-- BEGIN Material provided --
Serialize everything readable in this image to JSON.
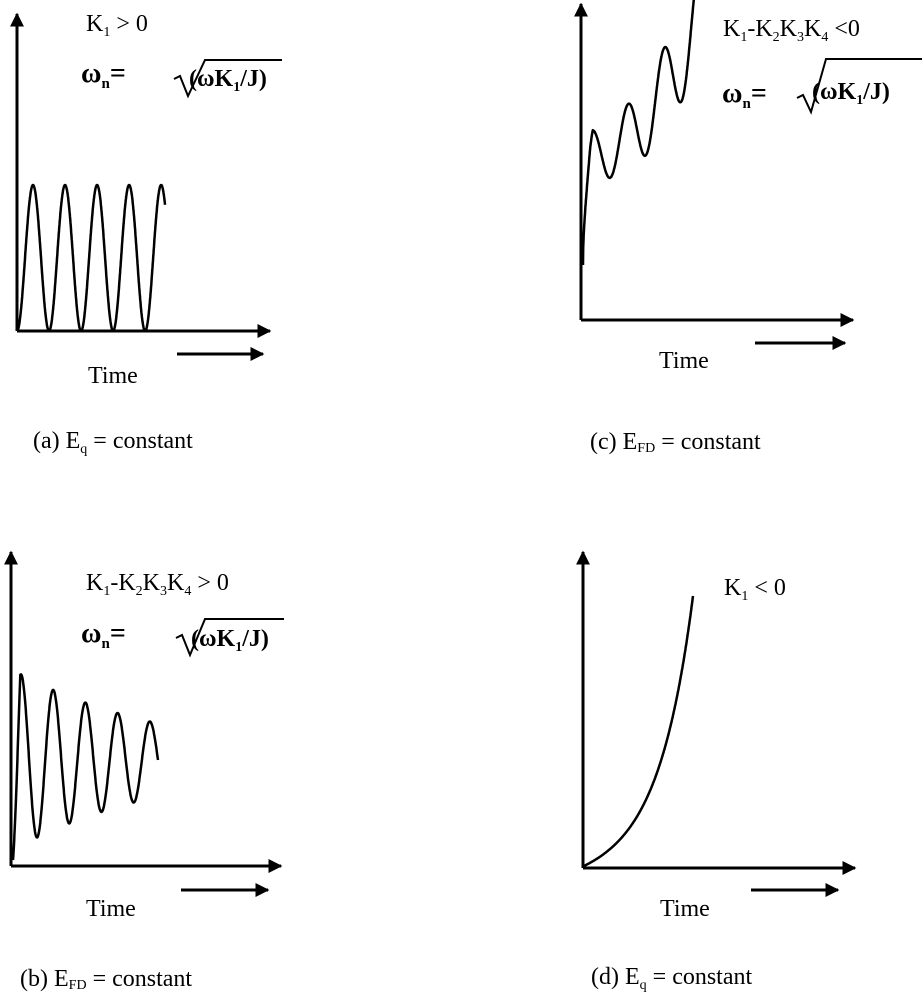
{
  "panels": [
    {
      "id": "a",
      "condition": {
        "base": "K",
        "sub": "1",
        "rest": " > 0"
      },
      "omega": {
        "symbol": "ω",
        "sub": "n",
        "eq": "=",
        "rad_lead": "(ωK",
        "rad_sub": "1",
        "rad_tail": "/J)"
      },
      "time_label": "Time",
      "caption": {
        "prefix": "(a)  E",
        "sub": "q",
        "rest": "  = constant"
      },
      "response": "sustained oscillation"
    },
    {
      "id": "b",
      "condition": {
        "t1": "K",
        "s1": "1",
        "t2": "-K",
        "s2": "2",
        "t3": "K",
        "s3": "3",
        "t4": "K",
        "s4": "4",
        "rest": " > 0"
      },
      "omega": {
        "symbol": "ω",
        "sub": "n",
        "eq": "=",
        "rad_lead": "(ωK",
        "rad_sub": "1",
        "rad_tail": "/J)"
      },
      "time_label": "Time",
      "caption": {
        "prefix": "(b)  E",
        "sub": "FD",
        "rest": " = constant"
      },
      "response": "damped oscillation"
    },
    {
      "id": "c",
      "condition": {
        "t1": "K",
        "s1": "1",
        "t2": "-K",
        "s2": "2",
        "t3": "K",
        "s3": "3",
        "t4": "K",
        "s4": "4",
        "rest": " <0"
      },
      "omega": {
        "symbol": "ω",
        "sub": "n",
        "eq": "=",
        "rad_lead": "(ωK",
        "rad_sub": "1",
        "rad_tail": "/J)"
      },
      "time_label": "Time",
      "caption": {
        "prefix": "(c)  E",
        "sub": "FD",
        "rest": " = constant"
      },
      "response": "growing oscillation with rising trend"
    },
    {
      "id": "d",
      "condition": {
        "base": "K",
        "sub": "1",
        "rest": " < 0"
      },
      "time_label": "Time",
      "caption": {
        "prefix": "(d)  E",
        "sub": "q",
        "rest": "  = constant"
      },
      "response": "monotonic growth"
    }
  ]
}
-- END Material provided --
** Work to complete **
Transcribe all the lines above exactly, apart from the pictures.

** Reply **
Serialize everything readable in this image to JSON.
{
  "panels": [
    {
      "id": "a",
      "condition": {
        "base": "K",
        "sub": "1",
        "rest": " > 0"
      },
      "omega": {
        "symbol": "ω",
        "sub": "n",
        "eq": "=",
        "rad_lead": "(ωK",
        "rad_sub": "1",
        "rad_tail": "/J)"
      },
      "time_label": "Time",
      "caption": {
        "prefix": "(a)  E",
        "sub": "q",
        "rest": "  = constant"
      },
      "response": "sustained oscillation"
    },
    {
      "id": "b",
      "condition": {
        "t1": "K",
        "s1": "1",
        "t2": "-K",
        "s2": "2",
        "t3": "K",
        "s3": "3",
        "t4": "K",
        "s4": "4",
        "rest": " > 0"
      },
      "omega": {
        "symbol": "ω",
        "sub": "n",
        "eq": "=",
        "rad_lead": "(ωK",
        "rad_sub": "1",
        "rad_tail": "/J)"
      },
      "time_label": "Time",
      "caption": {
        "prefix": "(b)  E",
        "sub": "FD",
        "rest": " = constant"
      },
      "response": "damped oscillation"
    },
    {
      "id": "c",
      "condition": {
        "t1": "K",
        "s1": "1",
        "t2": "-K",
        "s2": "2",
        "t3": "K",
        "s3": "3",
        "t4": "K",
        "s4": "4",
        "rest": " <0"
      },
      "omega": {
        "symbol": "ω",
        "sub": "n",
        "eq": "=",
        "rad_lead": "(ωK",
        "rad_sub": "1",
        "rad_tail": "/J)"
      },
      "time_label": "Time",
      "caption": {
        "prefix": "(c)  E",
        "sub": "FD",
        "rest": " = constant"
      },
      "response": "growing oscillation with rising trend"
    },
    {
      "id": "d",
      "condition": {
        "base": "K",
        "sub": "1",
        "rest": " < 0"
      },
      "time_label": "Time",
      "caption": {
        "prefix": "(d)  E",
        "sub": "q",
        "rest": "  = constant"
      },
      "response": "monotonic growth"
    }
  ]
}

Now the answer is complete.